To do
Exactly as written, print each record in the listing.
#### Raw data
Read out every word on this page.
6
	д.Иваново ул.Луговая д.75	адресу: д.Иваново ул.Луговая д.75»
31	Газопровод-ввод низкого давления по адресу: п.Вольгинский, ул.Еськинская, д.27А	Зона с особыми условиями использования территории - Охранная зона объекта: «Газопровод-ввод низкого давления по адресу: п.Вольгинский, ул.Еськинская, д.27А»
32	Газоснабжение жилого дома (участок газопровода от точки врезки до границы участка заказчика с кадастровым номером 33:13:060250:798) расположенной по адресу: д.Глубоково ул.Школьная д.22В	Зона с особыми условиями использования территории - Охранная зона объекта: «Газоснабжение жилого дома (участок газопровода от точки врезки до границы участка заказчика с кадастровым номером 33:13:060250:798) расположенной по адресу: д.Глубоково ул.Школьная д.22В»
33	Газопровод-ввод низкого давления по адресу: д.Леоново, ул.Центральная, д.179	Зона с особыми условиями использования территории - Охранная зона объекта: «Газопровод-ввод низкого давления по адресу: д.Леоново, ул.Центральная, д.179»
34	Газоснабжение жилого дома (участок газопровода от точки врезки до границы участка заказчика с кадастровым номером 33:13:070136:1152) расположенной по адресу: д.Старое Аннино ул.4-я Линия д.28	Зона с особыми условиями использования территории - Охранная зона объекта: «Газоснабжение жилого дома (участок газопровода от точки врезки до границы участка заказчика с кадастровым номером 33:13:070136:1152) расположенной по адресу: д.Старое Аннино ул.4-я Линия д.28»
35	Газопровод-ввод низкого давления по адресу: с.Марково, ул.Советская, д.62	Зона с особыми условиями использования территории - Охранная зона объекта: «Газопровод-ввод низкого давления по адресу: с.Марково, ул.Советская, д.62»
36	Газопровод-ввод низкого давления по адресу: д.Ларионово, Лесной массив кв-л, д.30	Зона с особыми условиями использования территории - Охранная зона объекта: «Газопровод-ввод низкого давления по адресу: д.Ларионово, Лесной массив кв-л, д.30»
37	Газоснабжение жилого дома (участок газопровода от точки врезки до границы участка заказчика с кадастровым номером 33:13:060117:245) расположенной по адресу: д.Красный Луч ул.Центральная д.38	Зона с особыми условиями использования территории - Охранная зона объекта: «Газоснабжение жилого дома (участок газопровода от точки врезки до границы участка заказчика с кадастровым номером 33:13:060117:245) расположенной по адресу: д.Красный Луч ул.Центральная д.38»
########
In response
Read out every word on this page.
6
	д.Иваново ул.Луговая д.75	адресу: д.Иваново ул.Луговая д.75»
31	Газопровод-ввод низкого давления по адресу: п.Вольгинский, ул.Еськинская, д.27А	Зона с особыми условиями использования территории - Охранная зона объекта: «Газопровод-ввод низкого давления по адресу: п.Вольгинский, ул.Еськинская, д.27А»
32	Газоснабжение жилого дома (участок газопровода от точки врезки до границы участка заказчика с кадастровым номером 33:13:060250:798) расположенной по адресу: д.Глубоково ул.Школьная д.22В	Зона с особыми условиями использования территории - Охранная зона объекта: «Газоснабжение жилого дома (участок газопровода от точки врезки до границы участка заказчика с кадастровым номером 33:13:060250:798) расположенной по адресу: д.Глубоково ул.Школьная д.22В»
33	Газопровод-ввод низкого давления по адресу: д.Леоново, ул.Центральная, д.179	Зона с особыми условиями использования территории - Охранная зона объекта: «Газопровод-ввод низкого давления по адресу: д.Леоново, ул.Центральная, д.179»
34	Газоснабжение жилого дома (участок газопровода от точки врезки до границы участка заказчика с кадастровым номером 33:13:070136:1152) расположенной по адресу: д.Старое Аннино ул.4-я Линия д.28	Зона с особыми условиями использования территории - Охранная зона объекта: «Газоснабжение жилого дома (участок газопровода от точки врезки до границы участка заказчика с кадастровым номером 33:13:070136:1152) расположенной по адресу: д.Старое Аннино ул.4-я Линия д.28»
35	Газопровод-ввод низкого давления по адресу: с.Марково, ул.Советская, д.62	Зона с особыми условиями использования территории - Охранная зона объекта: «Газопровод-ввод низкого давления по адресу: с.Марково, ул.Советская, д.62»
36	Газопровод-ввод низкого давления по адресу: д.Ларионово, Лесной массив кв-л, д.30	Зона с особыми условиями использования территории - Охранная зона объекта: «Газопровод-ввод низкого давления по адресу: д.Ларионово, Лесной массив кв-л, д.30»
37	Газоснабжение жилого дома (участок газопровода от точки врезки до границы участка заказчика с кадастровым номером 33:13:060117:245) расположенной по адресу: д.Красный Луч ул.Центральная д.38	Зона с особыми условиями использования территории - Охранная зона объекта: «Газоснабжение жилого дома (участок газопровода от точки врезки до границы участка заказчика с кадастровым номером 33:13:060117:245) расположенной по адресу: д.Красный Луч ул.Центральная д.38»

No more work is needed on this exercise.